Description of the task => Copy the data lines character for character, starting at the line that contains "svg-text:WW: WW [938, 401, 955, 411]" and ending at the line that contains "svg-text:S: S [967, 486, 977, 503]", with both of those lines included.

Layout element entries
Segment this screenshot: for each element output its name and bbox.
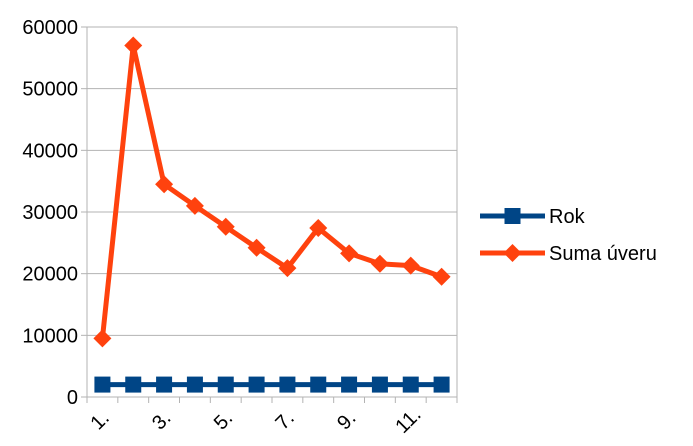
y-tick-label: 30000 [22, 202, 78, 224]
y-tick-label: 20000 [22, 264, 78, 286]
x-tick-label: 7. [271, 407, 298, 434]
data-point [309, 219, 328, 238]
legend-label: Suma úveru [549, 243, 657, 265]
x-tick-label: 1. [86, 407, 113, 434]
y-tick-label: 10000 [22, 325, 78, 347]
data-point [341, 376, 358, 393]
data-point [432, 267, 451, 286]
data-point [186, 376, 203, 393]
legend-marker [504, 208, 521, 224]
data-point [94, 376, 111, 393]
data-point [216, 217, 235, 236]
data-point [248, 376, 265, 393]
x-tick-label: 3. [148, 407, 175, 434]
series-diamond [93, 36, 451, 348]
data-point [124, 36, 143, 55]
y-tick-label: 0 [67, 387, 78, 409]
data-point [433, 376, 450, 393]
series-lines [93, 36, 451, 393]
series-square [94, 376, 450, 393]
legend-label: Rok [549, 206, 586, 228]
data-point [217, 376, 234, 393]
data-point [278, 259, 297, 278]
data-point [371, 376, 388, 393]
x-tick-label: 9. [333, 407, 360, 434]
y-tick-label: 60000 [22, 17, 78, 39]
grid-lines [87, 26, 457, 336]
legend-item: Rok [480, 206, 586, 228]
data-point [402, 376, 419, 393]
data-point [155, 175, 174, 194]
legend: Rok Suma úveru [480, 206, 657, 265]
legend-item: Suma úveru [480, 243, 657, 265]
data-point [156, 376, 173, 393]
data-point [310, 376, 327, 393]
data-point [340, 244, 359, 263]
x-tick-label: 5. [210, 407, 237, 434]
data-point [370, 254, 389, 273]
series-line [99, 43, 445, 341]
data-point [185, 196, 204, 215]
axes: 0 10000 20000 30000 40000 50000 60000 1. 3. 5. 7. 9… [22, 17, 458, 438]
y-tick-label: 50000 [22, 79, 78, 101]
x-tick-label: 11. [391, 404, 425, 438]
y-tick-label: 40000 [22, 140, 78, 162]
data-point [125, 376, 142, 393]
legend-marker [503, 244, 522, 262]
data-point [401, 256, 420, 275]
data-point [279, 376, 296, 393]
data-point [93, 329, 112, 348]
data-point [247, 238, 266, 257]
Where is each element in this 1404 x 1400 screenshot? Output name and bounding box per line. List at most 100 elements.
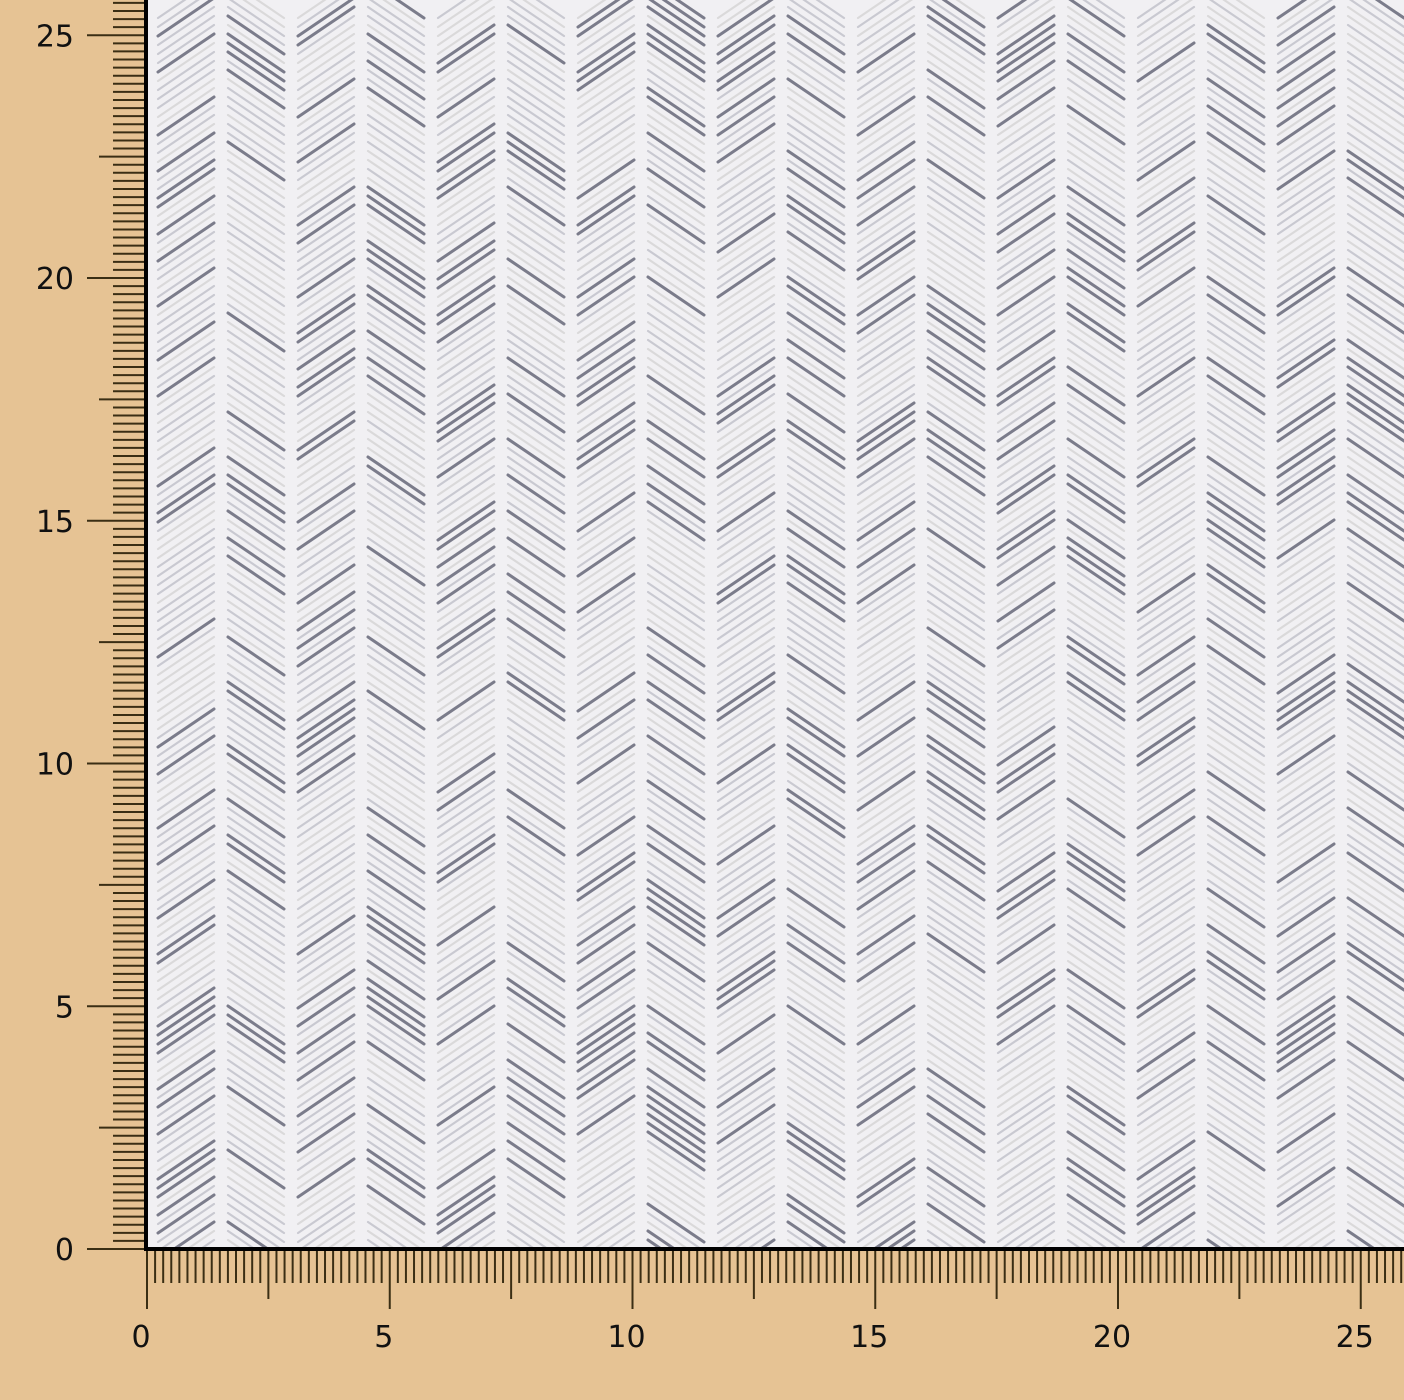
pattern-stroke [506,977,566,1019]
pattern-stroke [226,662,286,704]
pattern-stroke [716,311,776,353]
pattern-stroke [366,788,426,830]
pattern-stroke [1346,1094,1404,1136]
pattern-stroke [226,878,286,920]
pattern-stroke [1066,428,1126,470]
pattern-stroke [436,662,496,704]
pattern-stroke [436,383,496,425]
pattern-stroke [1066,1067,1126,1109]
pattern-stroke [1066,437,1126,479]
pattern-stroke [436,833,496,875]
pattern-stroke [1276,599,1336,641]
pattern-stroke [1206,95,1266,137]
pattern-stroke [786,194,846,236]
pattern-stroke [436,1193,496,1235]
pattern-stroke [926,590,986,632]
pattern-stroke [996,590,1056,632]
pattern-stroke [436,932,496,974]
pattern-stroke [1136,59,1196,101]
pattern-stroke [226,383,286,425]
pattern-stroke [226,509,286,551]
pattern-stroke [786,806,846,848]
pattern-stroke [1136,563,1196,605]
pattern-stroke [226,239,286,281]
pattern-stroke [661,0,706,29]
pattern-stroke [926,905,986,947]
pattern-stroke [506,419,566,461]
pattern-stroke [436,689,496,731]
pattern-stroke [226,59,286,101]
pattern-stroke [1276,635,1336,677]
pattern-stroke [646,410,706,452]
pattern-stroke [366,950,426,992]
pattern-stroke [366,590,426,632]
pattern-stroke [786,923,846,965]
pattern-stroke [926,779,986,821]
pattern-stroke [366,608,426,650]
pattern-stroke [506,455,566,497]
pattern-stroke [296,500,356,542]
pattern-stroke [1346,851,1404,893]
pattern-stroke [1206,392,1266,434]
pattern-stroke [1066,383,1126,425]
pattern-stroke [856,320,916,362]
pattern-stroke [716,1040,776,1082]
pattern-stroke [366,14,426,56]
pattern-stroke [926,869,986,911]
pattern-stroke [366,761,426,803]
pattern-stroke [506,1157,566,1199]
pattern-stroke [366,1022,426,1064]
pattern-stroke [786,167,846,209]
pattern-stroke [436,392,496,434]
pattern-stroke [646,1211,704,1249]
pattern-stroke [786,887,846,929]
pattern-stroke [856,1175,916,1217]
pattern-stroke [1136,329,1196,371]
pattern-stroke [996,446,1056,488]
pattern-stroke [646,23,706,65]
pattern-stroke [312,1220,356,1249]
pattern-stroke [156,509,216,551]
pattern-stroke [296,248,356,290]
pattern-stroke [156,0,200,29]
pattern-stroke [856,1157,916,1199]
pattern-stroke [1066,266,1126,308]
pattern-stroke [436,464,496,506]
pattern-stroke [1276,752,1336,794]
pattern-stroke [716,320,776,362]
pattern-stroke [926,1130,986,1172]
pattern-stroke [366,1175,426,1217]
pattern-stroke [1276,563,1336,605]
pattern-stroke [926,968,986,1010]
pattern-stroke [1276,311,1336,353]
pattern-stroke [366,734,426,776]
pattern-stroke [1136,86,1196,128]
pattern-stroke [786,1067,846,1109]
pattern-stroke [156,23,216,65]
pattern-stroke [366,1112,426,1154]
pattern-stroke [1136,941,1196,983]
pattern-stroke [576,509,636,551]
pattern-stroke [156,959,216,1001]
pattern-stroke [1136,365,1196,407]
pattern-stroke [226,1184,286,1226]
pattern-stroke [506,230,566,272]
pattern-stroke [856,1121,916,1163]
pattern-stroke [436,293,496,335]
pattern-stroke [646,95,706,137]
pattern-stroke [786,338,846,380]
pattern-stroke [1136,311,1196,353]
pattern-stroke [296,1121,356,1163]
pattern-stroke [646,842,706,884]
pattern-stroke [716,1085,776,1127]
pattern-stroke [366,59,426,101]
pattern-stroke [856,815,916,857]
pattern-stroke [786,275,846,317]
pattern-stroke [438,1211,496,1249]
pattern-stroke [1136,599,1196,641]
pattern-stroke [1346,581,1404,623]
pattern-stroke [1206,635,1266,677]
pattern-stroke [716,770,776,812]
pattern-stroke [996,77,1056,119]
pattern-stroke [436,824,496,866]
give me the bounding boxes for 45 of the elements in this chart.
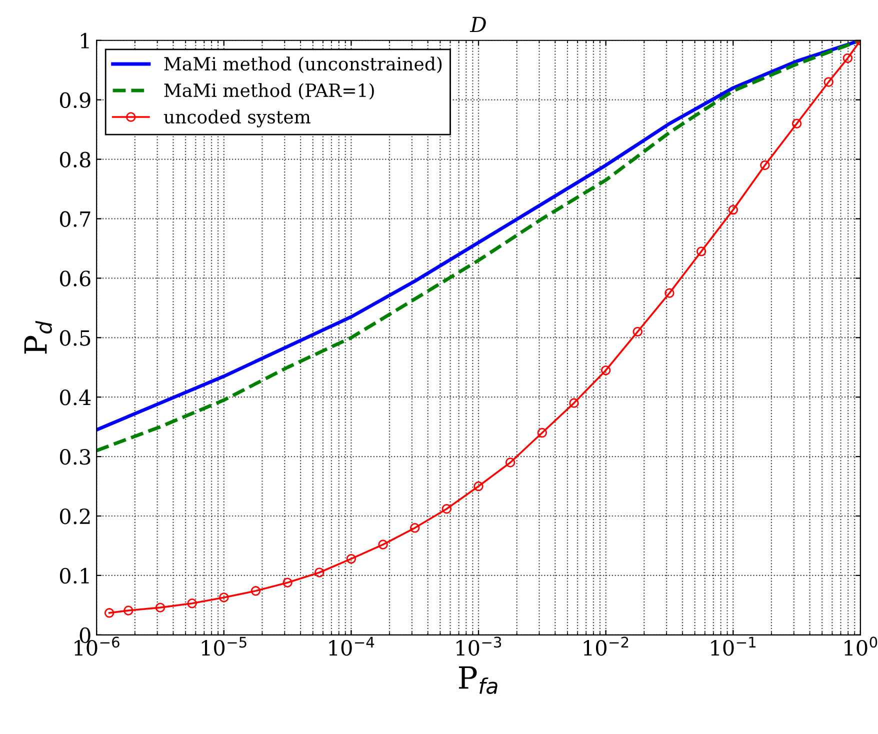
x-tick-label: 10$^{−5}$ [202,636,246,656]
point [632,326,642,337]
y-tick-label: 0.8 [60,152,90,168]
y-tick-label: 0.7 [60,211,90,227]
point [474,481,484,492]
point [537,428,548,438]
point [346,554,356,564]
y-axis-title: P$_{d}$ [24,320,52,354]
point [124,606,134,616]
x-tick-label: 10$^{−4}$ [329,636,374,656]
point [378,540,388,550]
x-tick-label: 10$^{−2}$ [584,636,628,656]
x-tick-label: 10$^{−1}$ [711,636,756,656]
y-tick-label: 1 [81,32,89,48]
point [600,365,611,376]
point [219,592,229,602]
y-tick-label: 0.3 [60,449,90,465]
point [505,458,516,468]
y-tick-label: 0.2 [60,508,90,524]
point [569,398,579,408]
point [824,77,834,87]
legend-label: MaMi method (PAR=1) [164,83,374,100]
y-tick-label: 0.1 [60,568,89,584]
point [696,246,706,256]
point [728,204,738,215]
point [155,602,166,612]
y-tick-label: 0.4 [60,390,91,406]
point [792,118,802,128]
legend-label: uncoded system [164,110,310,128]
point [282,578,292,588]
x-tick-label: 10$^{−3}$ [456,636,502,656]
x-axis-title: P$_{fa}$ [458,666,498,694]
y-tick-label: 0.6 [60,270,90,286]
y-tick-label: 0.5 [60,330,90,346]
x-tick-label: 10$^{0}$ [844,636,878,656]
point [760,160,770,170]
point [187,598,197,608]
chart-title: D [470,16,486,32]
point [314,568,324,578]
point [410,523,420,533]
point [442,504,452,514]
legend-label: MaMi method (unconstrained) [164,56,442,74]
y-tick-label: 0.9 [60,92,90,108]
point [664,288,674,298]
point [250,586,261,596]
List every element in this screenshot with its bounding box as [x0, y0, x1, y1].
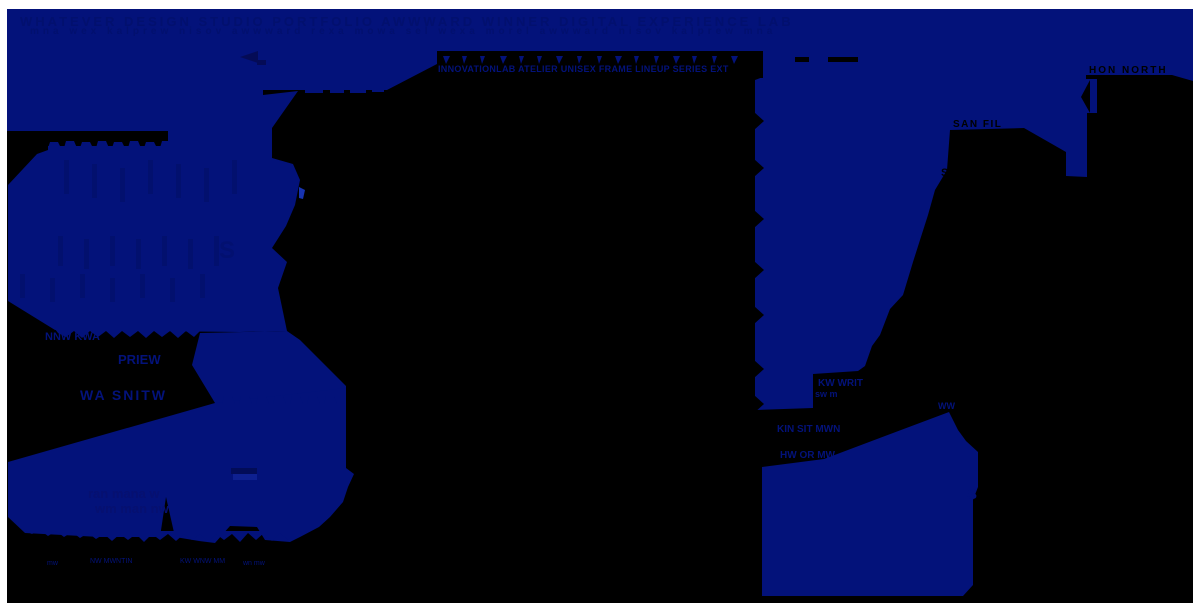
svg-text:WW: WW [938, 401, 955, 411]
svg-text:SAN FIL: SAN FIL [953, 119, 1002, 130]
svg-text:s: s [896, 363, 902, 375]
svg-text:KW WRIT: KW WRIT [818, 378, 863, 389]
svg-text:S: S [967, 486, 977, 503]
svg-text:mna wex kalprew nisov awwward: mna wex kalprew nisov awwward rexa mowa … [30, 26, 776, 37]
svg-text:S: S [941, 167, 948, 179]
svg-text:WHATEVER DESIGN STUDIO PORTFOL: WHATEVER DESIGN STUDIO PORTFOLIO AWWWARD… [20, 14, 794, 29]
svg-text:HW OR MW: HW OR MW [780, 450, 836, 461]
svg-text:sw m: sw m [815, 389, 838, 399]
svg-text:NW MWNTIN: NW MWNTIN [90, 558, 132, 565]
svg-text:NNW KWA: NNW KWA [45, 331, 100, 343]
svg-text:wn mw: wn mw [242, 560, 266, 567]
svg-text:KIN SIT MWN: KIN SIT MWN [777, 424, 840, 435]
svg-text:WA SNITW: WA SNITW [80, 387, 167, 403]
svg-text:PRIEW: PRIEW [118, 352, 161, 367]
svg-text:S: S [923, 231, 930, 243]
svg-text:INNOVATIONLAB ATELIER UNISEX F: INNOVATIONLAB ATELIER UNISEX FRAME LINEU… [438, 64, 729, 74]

Output of the task =>
svg-text:WW: WW [938, 401, 955, 411]
svg-text:SAN FIL: SAN FIL [953, 119, 1002, 130]
svg-text:s: s [896, 363, 902, 375]
svg-text:KW WRIT: KW WRIT [818, 378, 863, 389]
svg-text:S: S [967, 486, 977, 503]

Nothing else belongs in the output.